### [Job]
Take the data below and repeat it exactly.

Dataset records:

----

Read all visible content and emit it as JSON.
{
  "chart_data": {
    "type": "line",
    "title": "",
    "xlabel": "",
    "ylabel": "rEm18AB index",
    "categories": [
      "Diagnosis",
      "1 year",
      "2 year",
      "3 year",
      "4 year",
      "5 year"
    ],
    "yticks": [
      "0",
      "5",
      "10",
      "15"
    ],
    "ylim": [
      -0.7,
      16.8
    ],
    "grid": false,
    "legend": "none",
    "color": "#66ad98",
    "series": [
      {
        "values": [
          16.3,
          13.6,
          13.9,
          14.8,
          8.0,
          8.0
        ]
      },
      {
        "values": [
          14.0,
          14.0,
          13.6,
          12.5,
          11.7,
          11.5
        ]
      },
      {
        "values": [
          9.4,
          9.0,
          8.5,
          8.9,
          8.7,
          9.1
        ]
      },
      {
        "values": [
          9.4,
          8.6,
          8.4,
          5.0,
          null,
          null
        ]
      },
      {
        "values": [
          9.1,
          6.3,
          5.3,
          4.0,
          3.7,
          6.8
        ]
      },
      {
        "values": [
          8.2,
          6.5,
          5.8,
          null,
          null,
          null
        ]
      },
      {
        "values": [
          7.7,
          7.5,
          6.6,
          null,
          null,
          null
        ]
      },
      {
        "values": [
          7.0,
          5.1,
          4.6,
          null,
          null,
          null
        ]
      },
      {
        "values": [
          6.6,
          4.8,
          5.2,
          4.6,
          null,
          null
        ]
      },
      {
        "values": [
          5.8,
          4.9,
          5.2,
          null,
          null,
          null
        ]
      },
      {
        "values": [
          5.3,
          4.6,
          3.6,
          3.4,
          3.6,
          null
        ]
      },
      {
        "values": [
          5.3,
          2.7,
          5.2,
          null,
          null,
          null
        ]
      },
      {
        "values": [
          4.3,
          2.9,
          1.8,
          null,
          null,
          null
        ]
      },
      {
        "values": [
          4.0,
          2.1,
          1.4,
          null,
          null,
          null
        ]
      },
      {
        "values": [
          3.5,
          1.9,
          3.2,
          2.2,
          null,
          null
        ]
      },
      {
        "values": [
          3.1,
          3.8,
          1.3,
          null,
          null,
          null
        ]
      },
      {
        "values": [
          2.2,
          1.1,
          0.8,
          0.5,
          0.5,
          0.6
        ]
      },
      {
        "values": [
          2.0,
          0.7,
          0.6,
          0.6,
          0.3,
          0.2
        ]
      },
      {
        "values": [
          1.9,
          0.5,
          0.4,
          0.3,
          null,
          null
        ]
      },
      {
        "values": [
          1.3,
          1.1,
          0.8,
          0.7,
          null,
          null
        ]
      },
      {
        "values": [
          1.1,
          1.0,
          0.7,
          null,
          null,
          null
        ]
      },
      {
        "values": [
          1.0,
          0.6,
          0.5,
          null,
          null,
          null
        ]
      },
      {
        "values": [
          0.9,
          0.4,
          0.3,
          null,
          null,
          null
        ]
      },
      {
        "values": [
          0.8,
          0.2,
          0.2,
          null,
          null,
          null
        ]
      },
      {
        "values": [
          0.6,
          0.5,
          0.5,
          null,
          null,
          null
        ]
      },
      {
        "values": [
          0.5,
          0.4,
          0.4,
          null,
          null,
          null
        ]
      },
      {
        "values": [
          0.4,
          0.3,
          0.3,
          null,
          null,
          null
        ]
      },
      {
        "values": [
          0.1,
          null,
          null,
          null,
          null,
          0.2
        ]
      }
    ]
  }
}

----

### [Reply to the exercise]
Read all visible content and emit it as JSON.
{
  "chart_data": {
    "type": "line",
    "title": "",
    "xlabel": "",
    "ylabel": "rEm18AB index",
    "categories": [
      "Diagnosis",
      "1 year",
      "2 year",
      "3 year",
      "4 year",
      "5 year"
    ],
    "yticks": [
      "0",
      "5",
      "10",
      "15"
    ],
    "ylim": [
      -0.7,
      16.8
    ],
    "grid": false,
    "legend": "none",
    "color": "#66ad98",
    "series": [
      {
        "values": [
          16.3,
          13.6,
          13.9,
          14.8,
          8.0,
          8.0
        ]
      },
      {
        "values": [
          14.0,
          14.0,
          13.6,
          12.5,
          11.7,
          11.5
        ]
      },
      {
        "values": [
          9.4,
          9.0,
          8.5,
          8.9,
          8.7,
          9.1
        ]
      },
      {
        "values": [
          9.4,
          8.6,
          8.4,
          5.0,
          null,
          null
        ]
      },
      {
        "values": [
          9.1,
          6.3,
          5.3,
          4.0,
          3.7,
          6.8
        ]
      },
      {
        "values": [
          8.2,
          6.5,
          5.8,
          null,
          null,
          null
        ]
      },
      {
        "values": [
          7.7,
          7.5,
          6.6,
          null,
          null,
          null
        ]
      },
      {
        "values": [
          7.0,
          5.1,
          4.6,
          null,
          null,
          null
        ]
      },
      {
        "values": [
          6.6,
          4.8,
          5.2,
          4.6,
          null,
          null
        ]
      },
      {
        "values": [
          5.8,
          4.9,
          5.2,
          null,
          null,
          null
        ]
      },
      {
        "values": [
          5.3,
          4.6,
          3.6,
          3.4,
          3.6,
          null
        ]
      },
      {
        "values": [
          5.3,
          2.7,
          5.2,
          null,
          null,
          null
        ]
      },
      {
        "values": [
          4.3,
          2.9,
          1.8,
          null,
          null,
          null
        ]
      },
      {
        "values": [
          4.0,
          2.1,
          1.4,
          null,
          null,
          null
        ]
      },
      {
        "values": [
          3.5,
          1.9,
          3.2,
          2.2,
          null,
          null
        ]
      },
      {
        "values": [
          3.1,
          3.8,
          1.3,
          null,
          null,
          null
        ]
      },
      {
        "values": [
          2.2,
          1.1,
          0.8,
          0.5,
          0.5,
          0.6
        ]
      },
      {
        "values": [
          2.0,
          0.7,
          0.6,
          0.6,
          0.3,
          0.2
        ]
      },
      {
        "values": [
          1.9,
          0.5,
          0.4,
          0.3,
          null,
          null
        ]
      },
      {
        "values": [
          1.3,
          1.1,
          0.8,
          0.7,
          null,
          null
        ]
      },
      {
        "values": [
          1.1,
          1.0,
          0.7,
          null,
          null,
          null
        ]
      },
      {
        "values": [
          1.0,
          0.6,
          0.5,
          null,
          null,
          null
        ]
      },
      {
        "values": [
          0.9,
          0.4,
          0.3,
          null,
          null,
          null
        ]
      },
      {
        "values": [
          0.8,
          0.2,
          0.2,
          null,
          null,
          null
        ]
      },
      {
        "values": [
          0.6,
          0.5,
          0.5,
          null,
          null,
          null
        ]
      },
      {
        "values": [
          0.5,
          0.4,
          0.4,
          null,
          null,
          null
        ]
      },
      {
        "values": [
          0.4,
          0.3,
          0.3,
          null,
          null,
          null
        ]
      },
      {
        "values": [
          0.1,
          null,
          null,
          null,
          null,
          0.2
        ]
      }
    ]
  }
}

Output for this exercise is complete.